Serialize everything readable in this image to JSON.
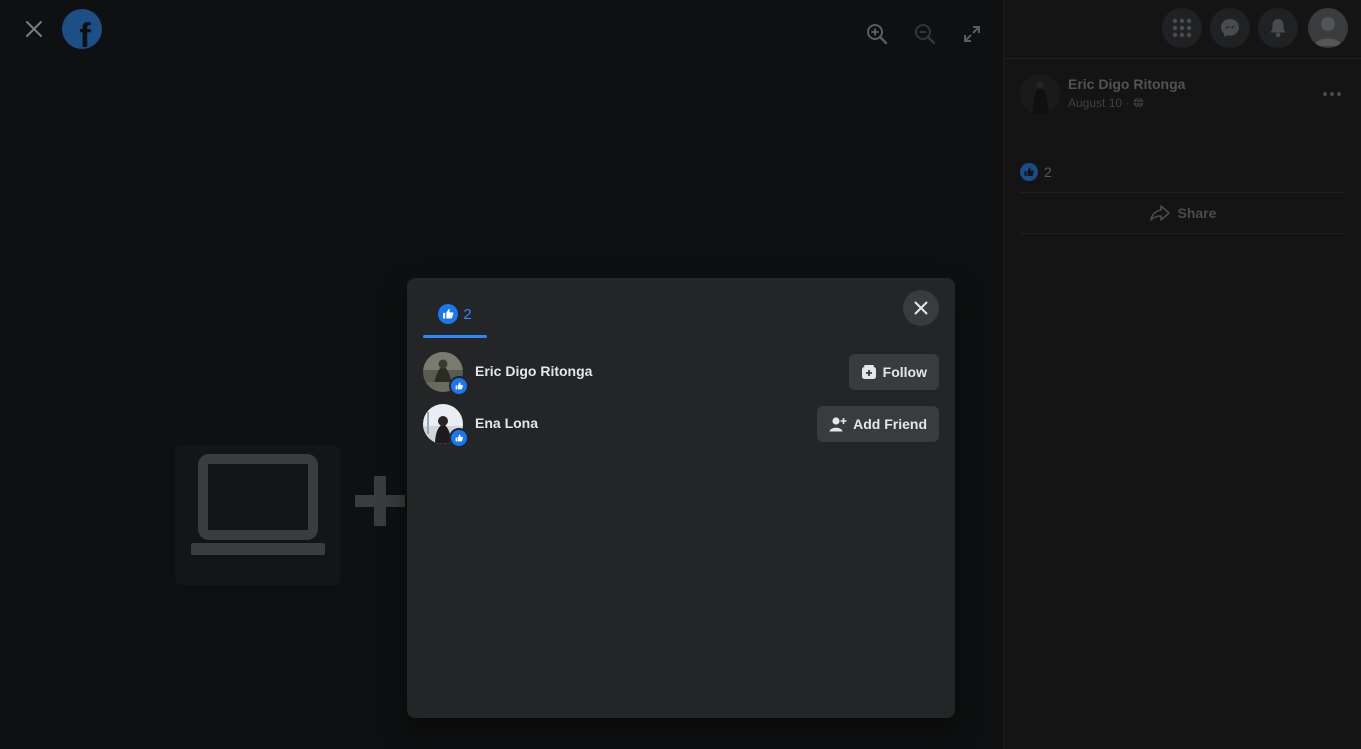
{
  "viewer": {
    "close_icon": "close-icon",
    "logo_icon": "facebook-logo-icon",
    "zoom_in_icon": "zoom-in-icon",
    "zoom_out_icon": "zoom-out-icon",
    "fullscreen_icon": "expand-icon"
  },
  "topbar": {
    "menu_icon": "grid-menu-icon",
    "messenger_icon": "messenger-icon",
    "notifications_icon": "bell-icon",
    "account_icon": "avatar"
  },
  "post": {
    "author": "Eric Digo Ritonga",
    "date": "August 10 ·",
    "privacy_icon": "globe-icon",
    "reaction_count": "2",
    "share_label": "Share"
  },
  "modal": {
    "tab_count": "2",
    "people": [
      {
        "name": "Eric Digo Ritonga",
        "action_label": "Follow",
        "action_icon": "follow-icon"
      },
      {
        "name": "Ena Lona",
        "action_label": "Add Friend",
        "action_icon": "add-friend-icon"
      }
    ]
  },
  "colors": {
    "accent": "#2d88ff",
    "like_blue": "#1877f2",
    "modal_bg": "#242526",
    "button_bg": "#3a3b3c"
  }
}
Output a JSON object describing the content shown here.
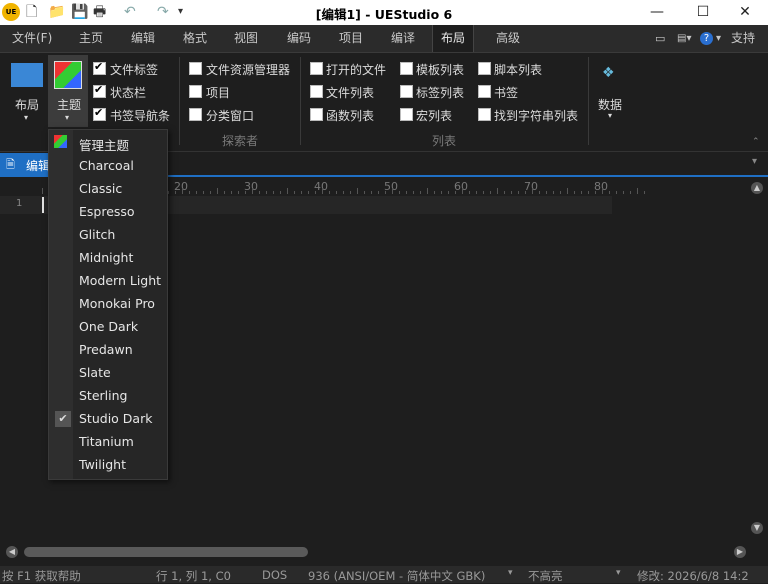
{
  "title_bar": {
    "title": "[编辑1] - UEStudio 6",
    "minimize": "—",
    "maximize": "☐",
    "close": "✕"
  },
  "menu_tabs": [
    "文件(F)",
    "主页",
    "编辑",
    "格式",
    "视图",
    "编码",
    "项目",
    "编译",
    "布局",
    "高级"
  ],
  "menu_right": {
    "support": "支持",
    "help": "?"
  },
  "ribbon": {
    "layout_label": "布局",
    "theme_label": "主题",
    "layout_checks": [
      {
        "label": "文件标签",
        "checked": true
      },
      {
        "label": "状态栏",
        "checked": true
      },
      {
        "label": "书签导航条",
        "checked": true
      }
    ],
    "explorer_checks": [
      {
        "label": "文件资源管理器",
        "checked": false
      },
      {
        "label": "项目",
        "checked": false
      },
      {
        "label": "分类窗口",
        "checked": false
      }
    ],
    "explorer_group": "探索者",
    "list_col1": [
      {
        "label": "打开的文件",
        "checked": false
      },
      {
        "label": "文件列表",
        "checked": false
      },
      {
        "label": "函数列表",
        "checked": false
      }
    ],
    "list_col2": [
      {
        "label": "模板列表",
        "checked": false
      },
      {
        "label": "标签列表",
        "checked": false
      },
      {
        "label": "宏列表",
        "checked": false
      }
    ],
    "list_col3": [
      {
        "label": "脚本列表",
        "checked": false
      },
      {
        "label": "书签",
        "checked": false
      },
      {
        "label": "找到字符串列表",
        "checked": false
      }
    ],
    "list_group": "列表",
    "data_label": "数据"
  },
  "document_tab": "编辑",
  "ruler_labels": [
    "20",
    "30",
    "40",
    "50",
    "60",
    "70",
    "80"
  ],
  "line_number": "1",
  "theme_menu": {
    "manage": "管理主题",
    "themes": [
      "Charcoal",
      "Classic",
      "Espresso",
      "Glitch",
      "Midnight",
      "Modern Light",
      "Monokai Pro",
      "One Dark",
      "Predawn",
      "Slate",
      "Sterling",
      "Studio Dark",
      "Titanium",
      "Twilight"
    ],
    "selected": "Studio Dark"
  },
  "status_bar": {
    "help": "按 F1 获取帮助",
    "position": "行 1, 列 1, C0",
    "line_ending": "DOS",
    "encoding": "936  (ANSI/OEM - 简体中文 GBK)",
    "highlight": "不高亮",
    "modified": "修改:   2026/6/8 14:2"
  },
  "colors": {
    "accent": "#1f6fc4",
    "background": "#1e1e1e",
    "menu_bg": "#262626"
  }
}
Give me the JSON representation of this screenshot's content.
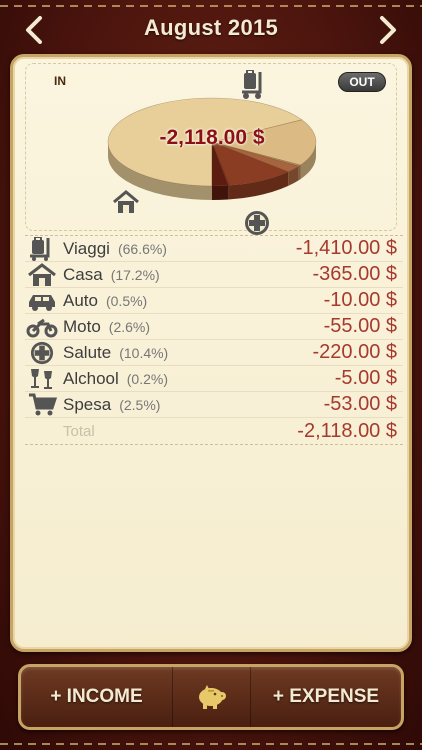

________________

Tell how many lines of the records above hold the string "Ritonga". Give no other text.

• **Exercise answer**
2